_Do this_: Your answer should be one number: how many lines of the data include the string "bebebe"?

_Some records_:

========================================

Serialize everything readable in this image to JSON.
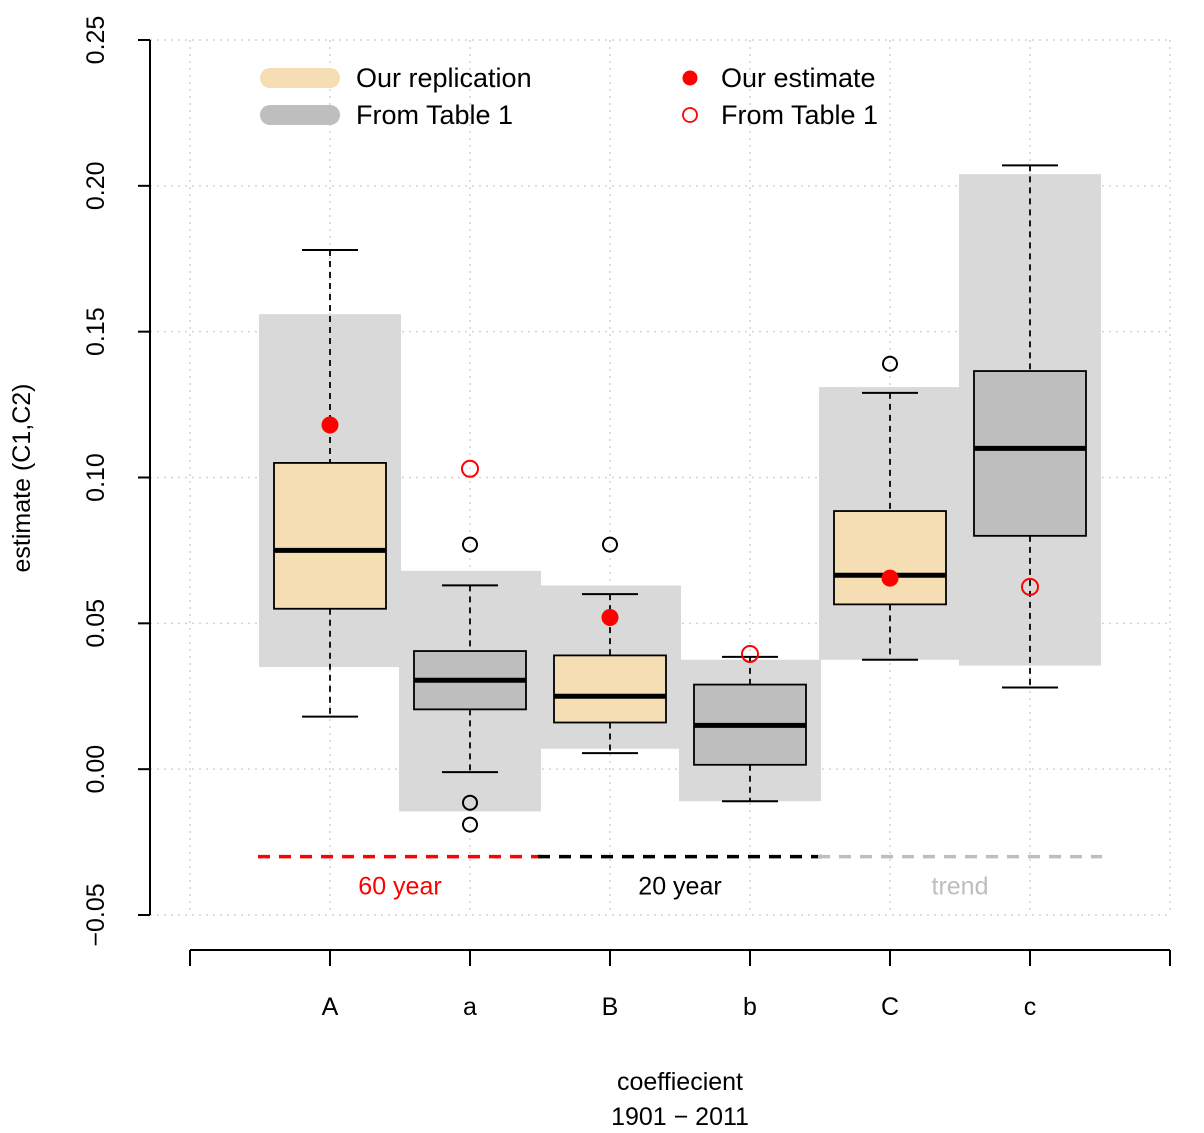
{
  "chart_data": {
    "type": "box",
    "xlabel": "coeffiecient",
    "xlabel2": "1901 − 2011",
    "ylabel": "estimate (C1,C2)",
    "ylim": [
      -0.05,
      0.25
    ],
    "yticks": [
      "−0.05",
      "0.00",
      "0.05",
      "0.10",
      "0.15",
      "0.20",
      "0.25"
    ],
    "ytick_values": [
      -0.05,
      0.0,
      0.05,
      0.1,
      0.15,
      0.2,
      0.25
    ],
    "grid": true,
    "legend_placement": "top",
    "categories": [
      "A",
      "a",
      "B",
      "b",
      "C",
      "c"
    ],
    "boxes": [
      {
        "label": "A",
        "source": "Our replication",
        "whisker_low": 0.018,
        "q1": 0.055,
        "median": 0.075,
        "q3": 0.105,
        "whisker_high": 0.178,
        "outliers": [],
        "range_low": 0.035,
        "range_high": 0.156,
        "point": 0.118,
        "point_type": "Our estimate"
      },
      {
        "label": "a",
        "source": "From Table 1",
        "whisker_low": -0.001,
        "q1": 0.0205,
        "median": 0.0305,
        "q3": 0.0405,
        "whisker_high": 0.063,
        "outliers": [
          0.077,
          -0.0115,
          -0.019
        ],
        "range_low": -0.0145,
        "range_high": 0.068,
        "point": 0.103,
        "point_type": "From Table 1"
      },
      {
        "label": "B",
        "source": "Our replication",
        "whisker_low": 0.0055,
        "q1": 0.016,
        "median": 0.025,
        "q3": 0.039,
        "whisker_high": 0.06,
        "outliers": [
          0.077
        ],
        "range_low": 0.007,
        "range_high": 0.063,
        "point": 0.052,
        "point_type": "Our estimate"
      },
      {
        "label": "b",
        "source": "From Table 1",
        "whisker_low": -0.011,
        "q1": 0.0015,
        "median": 0.015,
        "q3": 0.029,
        "whisker_high": 0.0385,
        "outliers": [],
        "range_low": -0.011,
        "range_high": 0.0375,
        "point": 0.0395,
        "point_type": "From Table 1"
      },
      {
        "label": "C",
        "source": "Our replication",
        "whisker_low": 0.0375,
        "q1": 0.0565,
        "median": 0.0665,
        "q3": 0.0885,
        "whisker_high": 0.129,
        "outliers": [
          0.139
        ],
        "range_low": 0.0375,
        "range_high": 0.131,
        "point": 0.0655,
        "point_type": "Our estimate"
      },
      {
        "label": "c",
        "source": "From Table 1",
        "whisker_low": 0.028,
        "q1": 0.08,
        "median": 0.11,
        "q3": 0.1365,
        "whisker_high": 0.207,
        "outliers": [],
        "range_low": 0.0355,
        "range_high": 0.204,
        "point": 0.0625,
        "point_type": "From Table 1"
      }
    ],
    "legend": [
      {
        "label": "Our replication",
        "kind": "band",
        "color": "#f5deb3"
      },
      {
        "label": "From Table 1",
        "kind": "band",
        "color": "#bebebe"
      },
      {
        "label": "Our estimate",
        "kind": "dot",
        "color": "#ff0000"
      },
      {
        "label": "From Table 1",
        "kind": "circle",
        "color": "#ff0000"
      }
    ],
    "groups": [
      {
        "label": "60 year",
        "color": "#ff0000",
        "from": "A",
        "to": "a",
        "y": -0.03
      },
      {
        "label": "20 year",
        "color": "#000000",
        "from": "B",
        "to": "b",
        "y": -0.03
      },
      {
        "label": "trend",
        "color": "#bebebe",
        "from": "C",
        "to": "c",
        "y": -0.03
      }
    ],
    "colors": {
      "replication_fill": "#f5deb3",
      "table_fill": "#bebebe",
      "range_band": "#d9d9d9",
      "estimate": "#ff0000",
      "grid": "#d3d3d3"
    }
  }
}
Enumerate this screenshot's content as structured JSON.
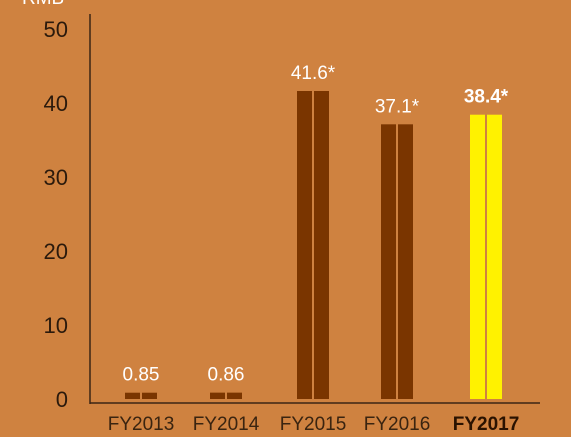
{
  "chart_data": {
    "type": "bar",
    "title": "",
    "xlabel": "",
    "ylabel": "",
    "unit_label": "RMB",
    "categories": [
      "FY2013",
      "FY2014",
      "FY2015",
      "FY2016",
      "FY2017"
    ],
    "values": [
      0.85,
      0.86,
      41.6,
      37.1,
      38.4
    ],
    "data_labels": [
      "0.85",
      "0.86",
      "41.6*",
      "37.1*",
      "38.4*"
    ],
    "highlight_index": 4,
    "ylim": [
      0,
      52
    ],
    "yticks": [
      0,
      10,
      20,
      30,
      40,
      50
    ],
    "grid": false,
    "legend": "none",
    "colors": {
      "background": "#cf8240",
      "bar": "#7a3500",
      "highlight_bar": "#fff200",
      "axis": "#3b2414",
      "label_text": "#ffffff"
    }
  }
}
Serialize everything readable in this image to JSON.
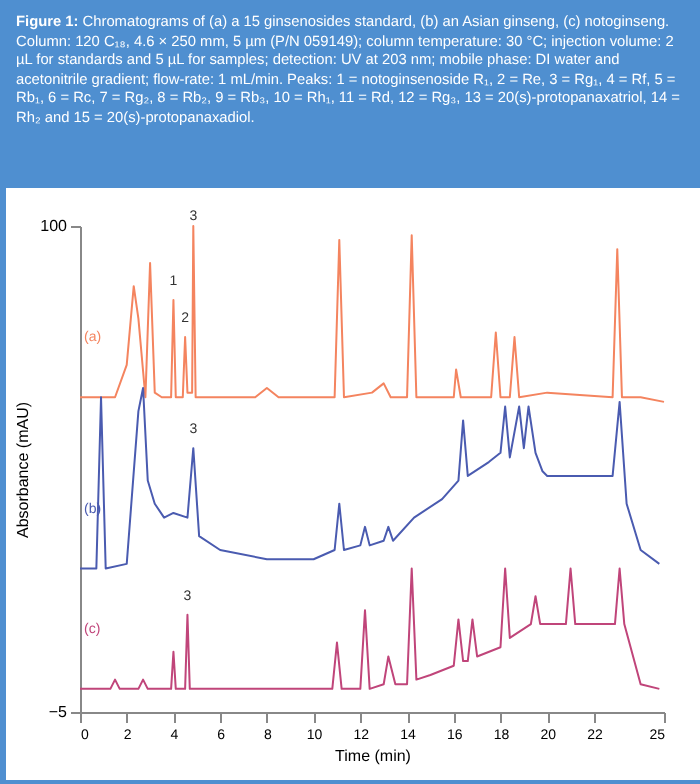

========================================

_Full solution_: 3